▼

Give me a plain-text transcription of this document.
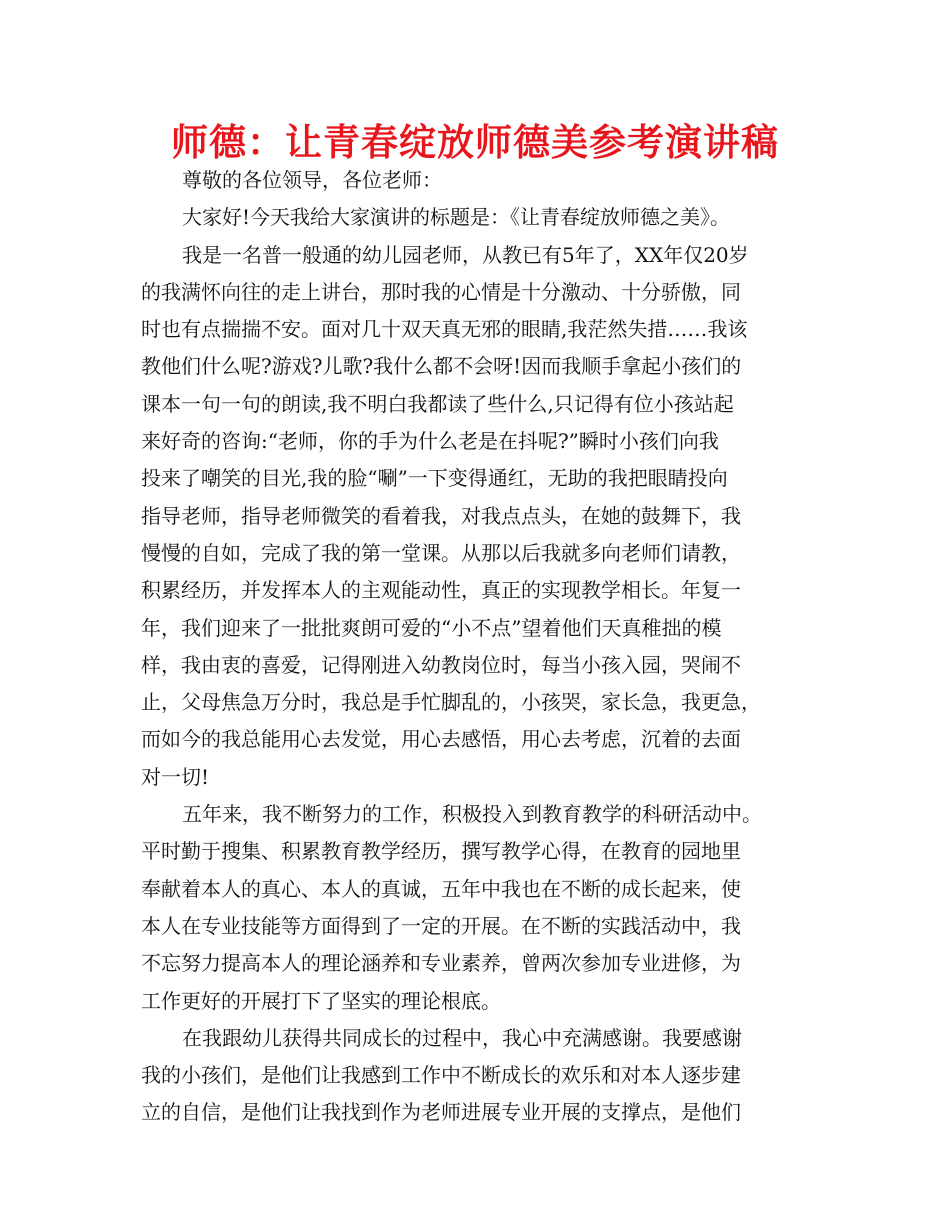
师德：让青春绽放师德美参考演讲稿
尊敬的各位领导，各位老师：
大家好!今天我给大家演讲的标题是：《让青春绽放师德之美》。
我是一名普一般通的幼儿园老师，从教已有5年了，XX年仅20岁
的我满怀向往的走上讲台，那时我的心情是十分激动、十分骄傲，同
时也有点揣揣不安。面对几十双天真无邪的眼睛,我茫然失措……我该
教他们什么呢?游戏?儿歌?我什么都不会呀!因而我顺手拿起小孩们的
课本一句一句的朗读,我不明白我都读了些什么,只记得有位小孩站起
来好奇的咨询:“老师，你的手为什么老是在抖呢?”瞬时小孩们向我
投来了嘲笑的目光,我的脸“唰”一下变得通红，无助的我把眼睛投向
指导老师，指导老师微笑的看着我，对我点点头，在她的鼓舞下，我
慢慢的自如，完成了我的第一堂课。从那以后我就多向老师们请教，
积累经历，并发挥本人的主观能动性，真正的实现教学相长。年复一
年，我们迎来了一批批爽朗可爱的“小不点”望着他们天真稚拙的模
样，我由衷的喜爱，记得刚进入幼教岗位时，每当小孩入园，哭闹不
止，父母焦急万分时，我总是手忙脚乱的，小孩哭，家长急，我更急，
而如今的我总能用心去发觉，用心去感悟，用心去考虑，沉着的去面
对一切!
五年来，我不断努力的工作，积极投入到教育教学的科研活动中。
平时勤于搜集、积累教育教学经历，撰写教学心得，在教育的园地里
奉献着本人的真心、本人的真诚，五年中我也在不断的成长起来，使
本人在专业技能等方面得到了一定的开展。在不断的实践活动中，我
不忘努力提高本人的理论涵养和专业素养，曾两次参加专业进修，为
工作更好的开展打下了坚实的理论根底。
在我跟幼儿获得共同成长的过程中，我心中充满感谢。我要感谢
我的小孩们，是他们让我感到工作中不断成长的欢乐和对本人逐步建
立的自信，是他们让我找到作为老师进展专业开展的支撑点，是他们
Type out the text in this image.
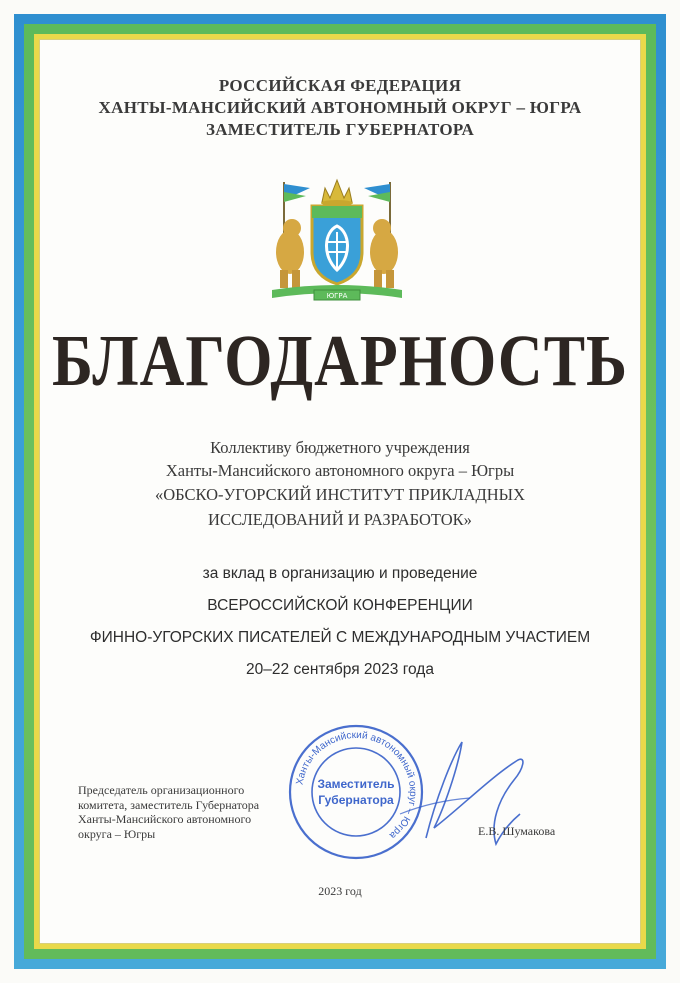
РОССИЙСКАЯ ФЕДЕРАЦИЯ
ХАНТЫ-МАНСИЙСКИЙ АВТОНОМНЫЙ ОКРУГ – ЮГРА
ЗАМЕСТИТЕЛЬ ГУБЕРНАТОРА
ЮГРА
БЛАГОДАРНОСТЬ
Коллективу бюджетного учреждения
Ханты-Мансийского автономного округа – Югры
«ОБСКО-УГОРСКИЙ ИНСТИТУТ ПРИКЛАДНЫХ
ИССЛЕДОВАНИЙ И РАЗРАБОТОК»
за вклад в организацию и проведение
ВСЕРОССИЙСКОЙ КОНФЕРЕНЦИИ
ФИННО-УГОРСКИХ ПИСАТЕЛЕЙ С МЕЖДУНАРОДНЫМ УЧАСТИЕМ
20–22 сентября 2023 года
Председатель организационного
комитета, заместитель Губернатора
Ханты-Мансийского автономного
округа – Югры
Ханты-Мансийский автономный округ – Югра
Заместитель
Губернатора
Е.В. Шумакова
2023 год
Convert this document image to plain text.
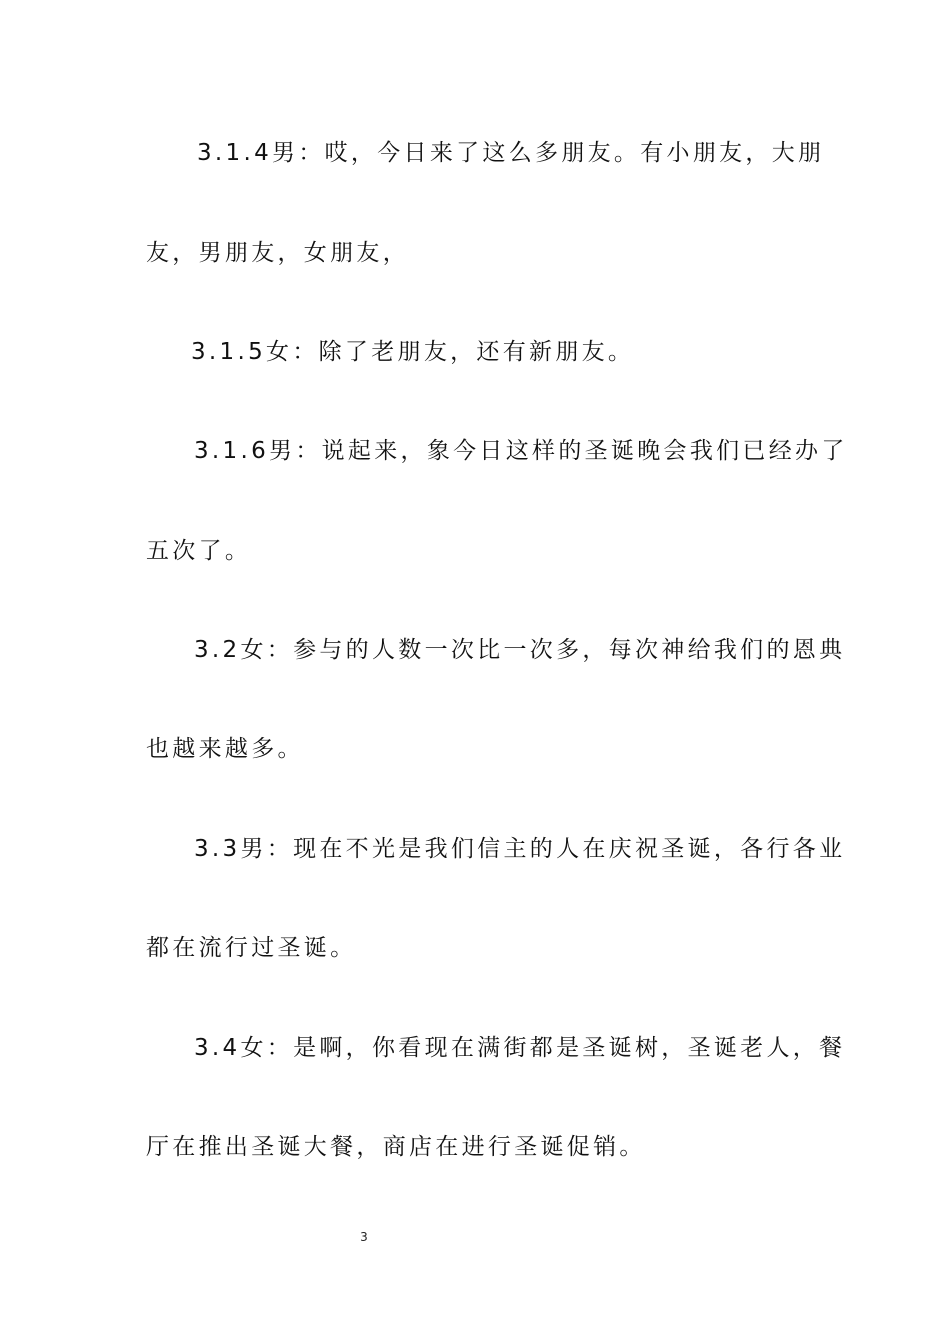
3.1.4男：哎，今日来了这么多朋友。有小朋友，大朋
友，男朋友，女朋友，
3.1.5女：除了老朋友，还有新朋友。
3.1.6男：说起来，象今日这样的圣诞晚会我们已经办了
五次了。
3.2女：参与的人数一次比一次多，每次神给我们的恩典
也越来越多。
3.3男：现在不光是我们信主的人在庆祝圣诞，各行各业
都在流行过圣诞。
3.4女：是啊，你看现在满街都是圣诞树，圣诞老人，餐
厅在推出圣诞大餐，商店在进行圣诞促销。
3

▲

▶ TASK STATEMENT
Report every line in the data above in which the word "this" appears.

▶ EXERCISE ANSWER
Give me a plain-text transcription of this document.
Type out the text in this image.
Convert this document image to plain text.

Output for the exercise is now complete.